-- AIM 1 --
Answer these questions using the account of boyhood hunting in Africa:
(a) What gun was the writer given on the 7th birthday?
(b) About what pellet speed did the Falke Model 90 give?
(c) How many shots did the Remington's magazine hold?

-- SOURCE PASSAGE --
** Begin **
A rite of passage

Kevin Thomas recalls the introduction he had to hunting as a youngster in Africa, and wonders if his sons will have been the last generation to experience it in the old way

Growing up with hunting, the handling of guns was never an issue in my generation of the 1950s. The first time I became familiar with guns and the smell of gun oil was in about 1957.

It was on my 7th birthday and I’d just been given my first gun – a .177 Diana Model 1. It was a break-barrel, with a blue tinplate action and a wooden stock. To load it you unscrewed a removable tube on the end of the barrel, and inserted the pellet. As the gun eventually became more worn from use you could see the pellet in flight.

At the time, we dairy farmed on the south-eastern border of the British Colonial Federation of Rhodesia & Nyasaland (now Zambia, Zimbabwe & Malawi) where I was born. The Diana was my introduction to gun safety, and to shooting on my own. My dad periodically hunted for the larder, kudu being the venison of choice. He had a WW2-era German 7x57mm Mauser Obendorf, but at my young age I wasn’t allowed to handle it, unless he was cleaning it.

Like most rural dwelling white kids of that era, I also had a ‘minder’ who was the son of one of our farm labourers. He was a few years older than me and of the Ndau tribe, a sub-grouping of the Shona peoples and his name was Makandende. He thought the Diana capable of dropping a duiker, or larger bushbuck.

Hamming it up at 12 years old with an Alro 12-gauge side by side, young Labrador Shandy alongside

Once, when we were walking to a field where my dad was working, we disturbed a magnificent bushbuck ram. It stood staring at us in the early morning mist, and then, as it gave a throaty warning bark and fled, I took a quick ‘plink’ at it with my trusty Diana Model 1. Makandende actually disappeared into the bush to search for blood! When he returned, he looked at me and mockingly remarked, ‘Wa posa’ (You missed).

Within two years of my receiving, and discarding, the by then shot-out Diana, my dad bought me a .22 calibre Falke Model 90. It was a superb German manufactured air rifle and the pellet gave me about 490fps. At nine years old I was in heaven, and spent my days shooting doves with it. It had been driven home to me by my father that I wasn’t to shoot anything I couldn’t eat. Once, and to test him, I shot an egret. He made me cook and eat it, and I didn’t test him again. Thus, doves and green pigeons were my most sought-after prey. The Falke also proved adequate on spurfowl.

Together with my tribal friends we’d endeavour to collect about 10 doves before making a fire and preparing our feast, plucking and gutting the carcasses, and putting them on skewers to lean over the flames. We even had salt – of the coarse variety carried loosely in my one trouser pocket.

Come evening, I’d sit on our lounge carpet in the light of a hissing Tilley lamp, and lovingly oil the airgun. Interestingly, Falke reputedly only made about 400 of the Model 90, and to this day I wish I’d kept mine. Truth be known, over the passage of time I can’t even recall what happened to it.

By the time I was 12 years old I had two guns, the constantly used Falke 90, and a hand-me-down Remington .22 long rimfire, known in Rhodesia as a ‘two-two’. The Remington, through hard use, had lost its blacking; it had belonged to my grandfather, and then my father. Although it was never really given to me, I just sort of ‘took it over’, as in removing it from the gun cabinet and using it – regularly. Despite being old, it was incredibly accurate and had a six-shot mag.
** End **
-- EXTRACTED ENTRIES --
** Begin **
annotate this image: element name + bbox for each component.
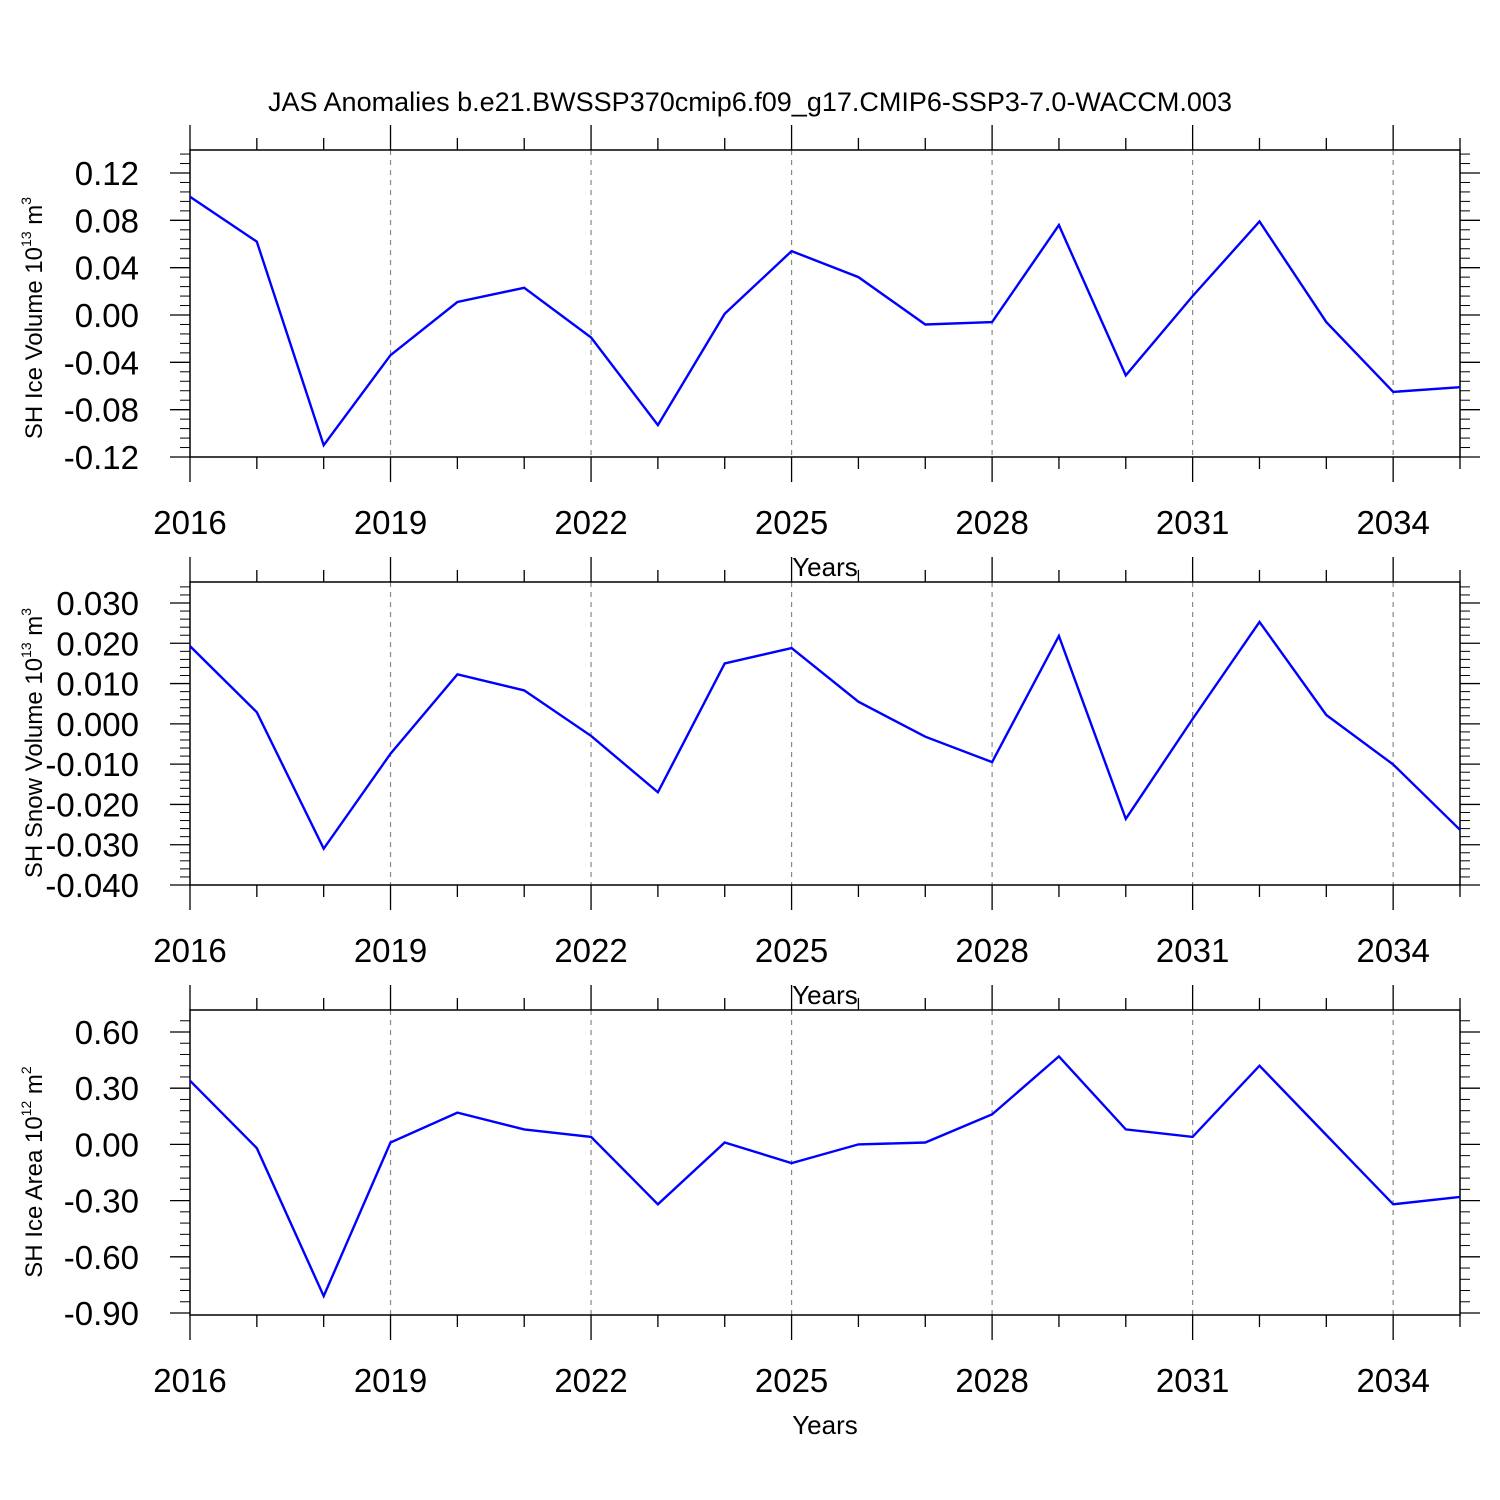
panel-1: 0.12 0.08 0.04 0.00 -0.04 -0.08 -0.12 2016 2019 2… (18, 125, 1480, 582)
x-tick-label: 2022 (554, 1362, 627, 1399)
x-axis-label: Years (792, 980, 858, 1010)
y-tick-label: -0.020 (45, 786, 139, 823)
y-tick-label: 0.60 (75, 1014, 139, 1051)
y-tick-label: 0.30 (75, 1070, 139, 1107)
x-tick-label: 2028 (955, 932, 1028, 969)
y-tick-label: 0.030 (56, 585, 139, 622)
x-tick-label: 2025 (755, 1362, 828, 1399)
y-tick-label: 0.04 (75, 250, 139, 287)
y-tick-label: -0.12 (64, 439, 139, 476)
y-tick-label: 0.010 (56, 666, 139, 703)
x-axis-label: Years (792, 552, 858, 582)
y-axis-label-unit-exponent: 2 (18, 1066, 34, 1074)
y-tick-label: -0.04 (64, 344, 139, 381)
x-tick-label: 2022 (554, 932, 627, 969)
y-axis-label-text: SH Ice Area 10 (21, 1116, 48, 1277)
y-tick-label: -0.08 (64, 392, 139, 429)
y-tick-label: 0.00 (75, 1126, 139, 1163)
y-axis-label: SH Ice Volume 1013 m3 (18, 197, 48, 439)
y-axis-label-unit: m (21, 1074, 48, 1101)
y-axis-label-text: SH Ice Volume 10 (21, 247, 48, 439)
chart-title: JAS Anomalies b.e21.BWSSP370cmip6.f09_g1… (268, 87, 1232, 117)
x-tick-label: 2019 (354, 504, 427, 541)
plot-frame (189, 149, 1461, 458)
x-tick-label: 2016 (153, 1362, 226, 1399)
plot-frame (189, 1009, 1461, 1316)
y-tick-label: -0.030 (45, 827, 139, 864)
y-axis-label-unit-exponent: 3 (18, 197, 34, 205)
y-tick-label: 0.020 (56, 625, 139, 662)
y-tick-label: -0.040 (45, 867, 139, 904)
chart-panels: 0.12 0.08 0.04 0.00 -0.04 -0.08 -0.12 2016 2019 2… (18, 125, 1480, 1440)
x-tick-label: 2034 (1356, 932, 1429, 969)
x-tick-label: 2016 (153, 504, 226, 541)
x-tick-label: 2031 (1156, 504, 1229, 541)
x-tick-label: 2028 (955, 504, 1028, 541)
y-tick-label: -0.30 (64, 1183, 139, 1220)
x-tick-label: 2031 (1156, 1362, 1229, 1399)
x-tick-label: 2019 (354, 1362, 427, 1399)
x-tick-label: 2022 (554, 504, 627, 541)
y-axis-label: SH Snow Volume 1013 m3 (18, 608, 48, 878)
y-axis-label-text: SH Snow Volume 10 (21, 658, 48, 878)
y-tick-label: -0.60 (64, 1239, 139, 1276)
y-tick-label: 0.000 (56, 706, 139, 743)
panel-3: 0.60 0.30 0.00 -0.30 -0.60 -0.90 2016 2019 2022 2… (18, 985, 1480, 1440)
x-tick-label: 2031 (1156, 932, 1229, 969)
series-line (189, 619, 1461, 852)
series-line (189, 1054, 1461, 1300)
series-line (189, 195, 1461, 448)
y-tick-label: 0.12 (75, 155, 139, 192)
y-axis-label-exponent: 13 (18, 231, 34, 247)
x-tick-label: 2034 (1356, 504, 1429, 541)
y-axis-label-unit: m (21, 205, 48, 232)
y-axis-label-unit: m (21, 616, 48, 643)
y-axis-label-exponent: 12 (18, 1101, 34, 1117)
x-tick-label: 2034 (1356, 1362, 1429, 1399)
x-axis-label: Years (792, 1410, 858, 1440)
x-tick-label: 2016 (153, 932, 226, 969)
y-axis-label: SH Ice Area 1012 m2 (18, 1066, 48, 1278)
plot-frame (189, 581, 1461, 886)
y-axis-label-unit-exponent: 3 (18, 608, 34, 616)
x-tick-label: 2019 (354, 932, 427, 969)
x-tick-label: 2028 (955, 1362, 1028, 1399)
y-tick-label: 0.00 (75, 297, 139, 334)
x-tick-label: 2025 (755, 932, 828, 969)
y-axis-label-exponent: 13 (18, 642, 34, 658)
y-tick-label: -0.010 (45, 746, 139, 783)
y-tick-label: -0.90 (64, 1295, 139, 1332)
x-tick-label: 2025 (755, 504, 828, 541)
y-tick-label: 0.08 (75, 202, 139, 239)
** End **
-- AIM 2 --
From the records, express the lines from the one containing "panel-1: 0.12 0.08" through the one containing "x-tick-label: 2034 (1356, 504, 1429, 541)", inclusive, as a JSON list of strings with one string per line.

-- ANSWER 1 --
(a) A .177 Diana Model 1.
(b) About 490fps.
(c) Six.

-- ANSWER 2 --
[
  "panel-1: 0.12 0.08 0.04 0.00 -0.04 -0.08 -0.12 2016 2019 2… (18, 125, 1480, 582)",
  "x-tick-label: 2022 (554, 1362, 627, 1399)",
  "x-axis-label: Years (792, 980, 858, 1010)",
  "y-tick-label: -0.020 (45, 786, 139, 823)",
  "y-tick-label: 0.60 (75, 1014, 139, 1051)",
  "y-tick-label: 0.30 (75, 1070, 139, 1107)",
  "x-tick-label: 2028 (955, 932, 1028, 969)",
  "y-tick-label: 0.030 (56, 585, 139, 622)",
  "x-tick-label: 2025 (755, 1362, 828, 1399)",
  "y-tick-label: 0.04 (75, 250, 139, 287)",
  "y-tick-label: -0.12 (64, 439, 139, 476)",
  "y-tick-label: 0.010 (56, 666, 139, 703)",
  "x-axis-label: Years (792, 552, 858, 582)",
  "y-axis-label-unit-exponent: 2 (18, 1066, 34, 1074)",
  "y-tick-label: -0.04 (64, 344, 139, 381)",
  "x-tick-label: 2022 (554, 932, 627, 969)",
  "y-axis-label-text: SH Ice Area 10 (21, 1116, 48, 1277)",
  "y-tick-label: -0.08 (64, 392, 139, 429)",
  "y-tick-label: 0.00 (75, 1126, 139, 1163)",
  "y-axis-label: SH Ice Volume 1013 m3 (18, 197, 48, 439)",
  "y-axis-label-unit: m (21, 1074, 48, 1101)",
  "y-axis-label-text: SH Ice Volume 10 (21, 247, 48, 439)",
  "chart-title: JAS Anomalies b.e21.BWSSP370cmip6.f09_g1… (268, 87, 1232, 117)",
  "x-tick-label: 2019 (354, 504, 427, 541)",
  "plot-frame (189, 149, 1461, 458)",
  "x-tick-label: 2016 (153, 1362, 226, 1399)",
  "plot-frame (189, 1009, 1461, 1316)",
  "y-tick-label: -0.030 (45, 827, 139, 864)",
  "y-axis-label-unit-exponent: 3 (18, 197, 34, 205)",
  "y-tick-label: 0.020 (56, 625, 139, 662)",
  "y-tick-label: -0.040 (45, 867, 139, 904)",
  "chart-panels: 0.12 0.08 0.04 0.00 -0.04 -0.08 -0.12 2016 2019 2… (18, 125, 1480, 1440)",
  "x-tick-label: 2034 (1356, 932, 1429, 969)",
  "x-tick-label: 2016 (153, 504, 226, 541)",
  "x-tick-label: 2031 (1156, 504, 1229, 541)",
  "x-tick-label: 2028 (955, 504, 1028, 541)",
  "y-tick-label: -0.30 (64, 1183, 139, 1220)",
  "x-tick-label: 2031 (1156, 1362, 1229, 1399)",
  "x-tick-label: 2019 (354, 1362, 427, 1399)",
  "x-tick-label: 2022 (554, 504, 627, 541)",
  "y-axis-label: SH Snow Volume 1013 m3 (18, 608, 48, 878)",
  "y-axis-label-text: SH Snow Volume 10 (21, 658, 48, 878)",
  "y-tick-label: -0.60 (64, 1239, 139, 1276)",
  "y-tick-label: 0.000 (56, 706, 139, 743)",
  "panel-3: 0.60 0.30 0.00 -0.30 -0.60 -0.90 2016 2019 2022 2… (18, 985, 1480, 1440)",
  "x-tick-label: 2031 (1156, 932, 1229, 969)",
  "series-line (189, 619, 1461, 852)",
  "series-line (189, 1054, 1461, 1300)",
  "series-line (189, 195, 1461, 448)",
  "y-tick-label: 0.12 (75, 155, 139, 192)",
  "y-axis-label-exponent: 13 (18, 231, 34, 247)",
  "x-tick-label: 2034 (1356, 504, 1429, 541)"
]